From its founding in 1868, the Russian cathedral in San Francisco was a multiethnic community. In particular, Greeks and Serbs were an integral part of the church, and, at various times, there was an ethnic Greek (Fr. Kallinikos Kanellas) and an ethnic Serb priest (Fr. Sebastian Dabovich) serving the parish.

By 1903, however, the Greeks of San Francisco wanted their own church. From the San Francisco Call (1/8/1903):

While the Greek members of Bishop Tikhon’s flock have nothing but the kindest feelings toward their spiritual director and the church which has sheltered and fostered the faith of their own land, they find the Russian language, in which the church services are now conducted, a decided impediment in the way of a proper and beneficial appreciation of the good Bishop’s ministrations.

There were about 2,000 Greeks in the city at this point, and they got together and formed an association, with the aim of establishing their own, Greek-speaking church. By the end of the year, all the arrangements were in place, and Holy Trinity Church was born. (Yes, they adopted the same name as the Russian parish which they were leaving.) The community hired Fr. Constantine Tsapralis to be their priest. On November 16, Fr. Sebastian Dabovich, who was serving at the Russian cathedral, sent the following report to his bishop, St. Tikhon:

It is my duty to report to your Grace that the Greek Community in San Francisco has begun building a new church in San Francisco on a plot of land purchased south of Market Street. They ordered a priest by mail for themselves who arrived and was present today at Divine Liturgy at the Cathedral church (he was standing in the altar). This priest (married) in the rank of sakellarios, Father Constantine . . .[Tsapralis, or Chaprales] has his credentials from his Bishop, Ambrose of the Diocese of Salaris [probably, Fr. Sebastian is mistaken, it could be "Salamis"] (in the Kingdom of Greece), in the jurisdiction of the Holy Synod in Athens. He has a Holy Antimension that was given to him (he says) to celebrate Liturgy in the United States of North America. He was here with two Orthodox Greeks known to me.

────────────────

Task instructions:
**1.** From the passage on San Francisco's Greek Orthodox parish, copy word for word the stretch that begins with the words "While the Greek" and ends with "good Bishop’s ministrations.".
**2.** Write the next part of the account of the Greek community founding its own church in San Francisco, picking up after its final sentence.

Information supplied:
────────────────

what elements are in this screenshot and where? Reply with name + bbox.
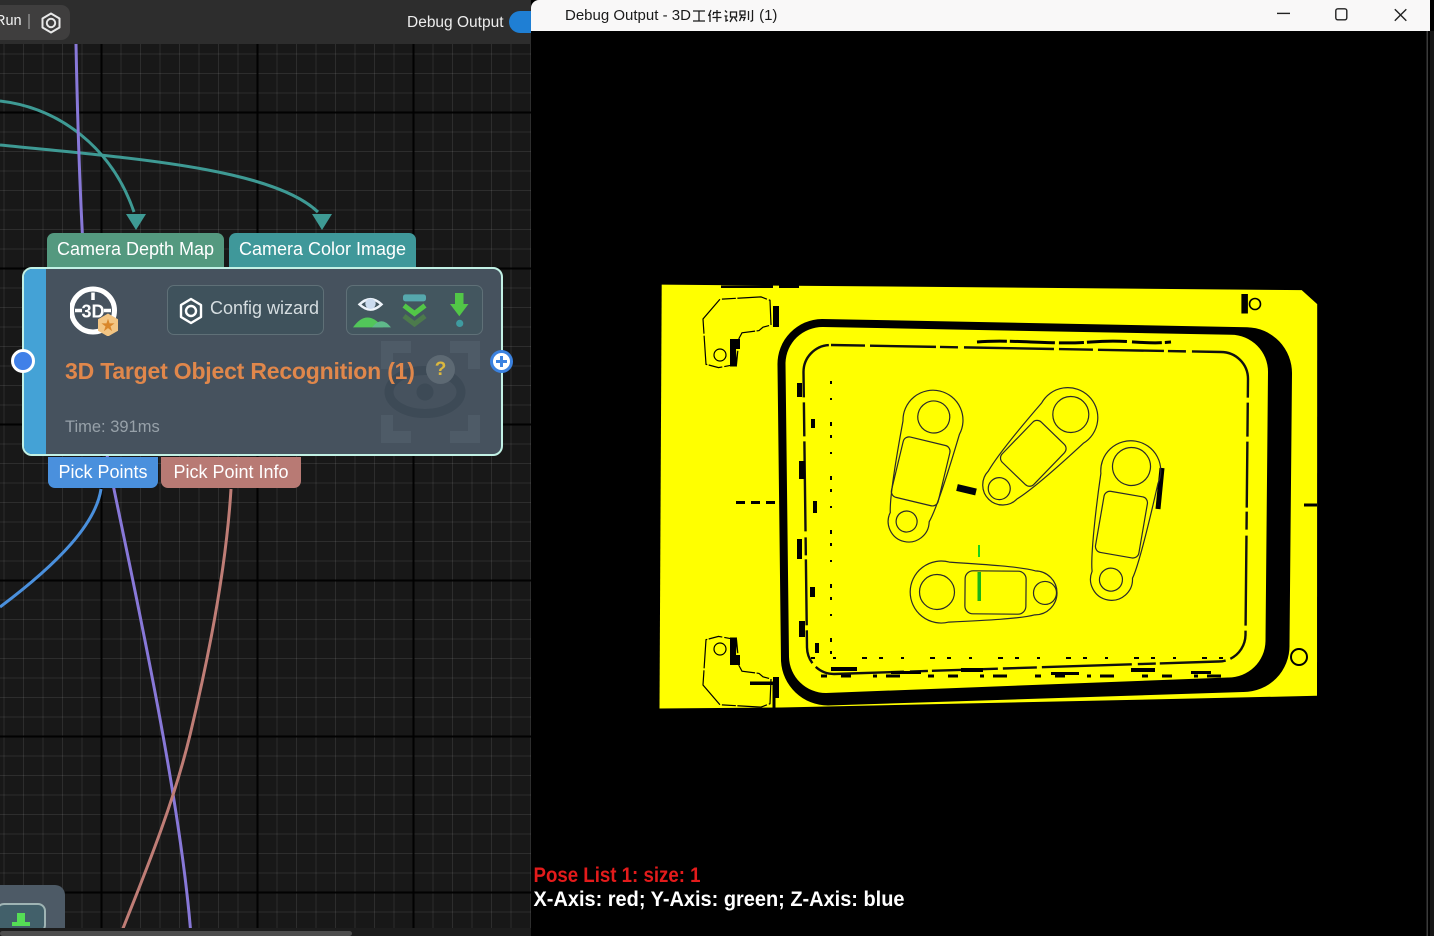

────────────────

Results in order:
**1.**
While the Greek members of Bishop Tikhon’s flock have nothing but the kindest feelings toward their spiritual director and the church which has sheltered and fostered the faith of their own land, they find the Russian language, in which the church services are now conducted, a decided impediment in the way of a proper and beneficial appreciation of the good Bishop’s ministrations.

**2.**
On December 12, Tikhon sent a brief reply: “May God grant them all success.”

(Both Dabovich’s letter and Tikhon’s response may be found in the incomparable archive of Holy Trinity OCA Cathedral.)

As Dabovich said, Fr. Constantine Tsapralis was a married priest. In 1904, he sent for his wife and son. Tsapralis was born in about 1869, so at this point, he was in his mid-30s. Despite this, he and his wife went on to have four more children, the last of them when Fr. Constantine was in his mid-50s.

The Holy Trinity Greek Church website has a profile of Tsapralis, which includes several descriptions and vignettes. Tsapralis is described as “durable,” having pastored the parish through many difficult times, including the devastating 1906 earthquake and various schisms in the decades that followed. He’s also described as “kind and compassionate,” “a good teacher,” and “gentle with children.” Here is one story about Tsapralis:

In 1913, a Greek man named Prantikos was convicted of murder. Fr. Tsapralis was asked to go to San Quentin to administer the last rights before Prantikos was hung for his crime. The event, described in the San Francisco Call Bulletin, said that Fr. Tsapralis was reading prayers on the way to the gallows. He was described as a strong, tall man. On the gallows, his knees buckled and he wavered at the sight before him. The prison chaplain put his arm around him to support him because he was worried that he might fall through the gallows. Fr. Tsapralis continued reading prayers and he witnessed the hanging. The prison chaplain later described him as a kind, gentle soul.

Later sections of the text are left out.